◆ REQUIRED TASK: Lines that include the word "Давление" are the ones to copy.

◆ WORKING DATA:
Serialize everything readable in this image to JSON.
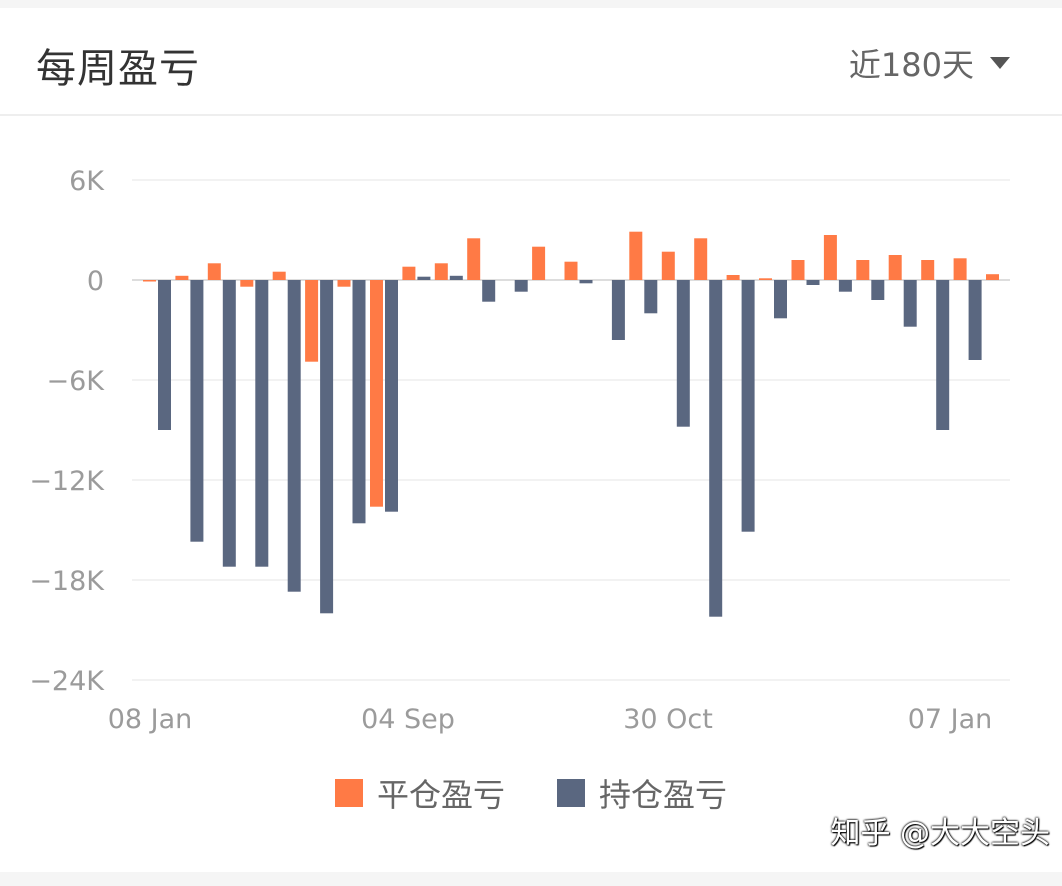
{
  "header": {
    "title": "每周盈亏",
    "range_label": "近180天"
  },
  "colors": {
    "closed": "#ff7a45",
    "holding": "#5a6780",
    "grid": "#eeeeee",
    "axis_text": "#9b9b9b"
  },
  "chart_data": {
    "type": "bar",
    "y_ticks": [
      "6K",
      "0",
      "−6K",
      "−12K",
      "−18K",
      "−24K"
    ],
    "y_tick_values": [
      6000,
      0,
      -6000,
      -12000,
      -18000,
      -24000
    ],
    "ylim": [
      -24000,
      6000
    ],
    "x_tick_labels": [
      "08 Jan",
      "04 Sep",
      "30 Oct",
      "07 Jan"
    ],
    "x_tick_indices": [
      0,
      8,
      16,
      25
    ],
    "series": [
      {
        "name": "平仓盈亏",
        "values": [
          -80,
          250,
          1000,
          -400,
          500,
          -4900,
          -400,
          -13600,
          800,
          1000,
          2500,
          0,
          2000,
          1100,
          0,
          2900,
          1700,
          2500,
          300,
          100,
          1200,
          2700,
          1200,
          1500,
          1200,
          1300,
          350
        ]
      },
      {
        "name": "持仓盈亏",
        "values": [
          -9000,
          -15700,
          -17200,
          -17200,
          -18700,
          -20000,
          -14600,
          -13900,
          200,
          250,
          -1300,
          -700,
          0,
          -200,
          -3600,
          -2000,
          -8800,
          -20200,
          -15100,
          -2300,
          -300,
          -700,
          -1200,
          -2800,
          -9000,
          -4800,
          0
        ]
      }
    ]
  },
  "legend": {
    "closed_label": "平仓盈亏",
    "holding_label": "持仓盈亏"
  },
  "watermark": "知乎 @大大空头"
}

...

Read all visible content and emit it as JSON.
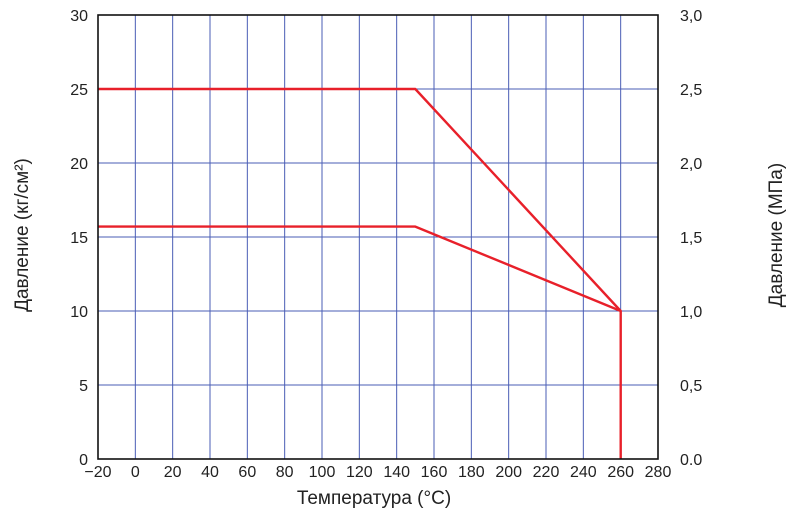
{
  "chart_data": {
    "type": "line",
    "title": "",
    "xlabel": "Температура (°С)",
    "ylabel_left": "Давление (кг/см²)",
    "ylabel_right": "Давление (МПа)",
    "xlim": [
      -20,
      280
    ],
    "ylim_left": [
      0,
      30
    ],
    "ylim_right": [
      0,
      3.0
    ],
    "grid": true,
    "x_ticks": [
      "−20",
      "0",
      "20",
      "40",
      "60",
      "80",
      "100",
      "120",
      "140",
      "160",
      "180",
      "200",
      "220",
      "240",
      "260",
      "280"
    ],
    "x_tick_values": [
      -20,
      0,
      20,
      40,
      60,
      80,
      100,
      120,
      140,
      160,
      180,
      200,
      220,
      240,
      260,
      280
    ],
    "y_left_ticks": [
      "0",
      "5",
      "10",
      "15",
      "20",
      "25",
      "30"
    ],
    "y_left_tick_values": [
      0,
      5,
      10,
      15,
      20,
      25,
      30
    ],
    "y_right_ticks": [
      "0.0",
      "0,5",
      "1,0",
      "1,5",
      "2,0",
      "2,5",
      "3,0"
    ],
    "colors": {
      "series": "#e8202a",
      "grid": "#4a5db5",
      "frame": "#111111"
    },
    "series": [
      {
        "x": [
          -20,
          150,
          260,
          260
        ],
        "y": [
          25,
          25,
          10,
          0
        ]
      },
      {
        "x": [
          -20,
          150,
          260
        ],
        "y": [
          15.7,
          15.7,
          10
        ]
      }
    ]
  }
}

◆ EXERCISE OUTPUT:
    "ylabel_left": "Давление (кг/см²)",
    "ylabel_right": "Давление (МПа)",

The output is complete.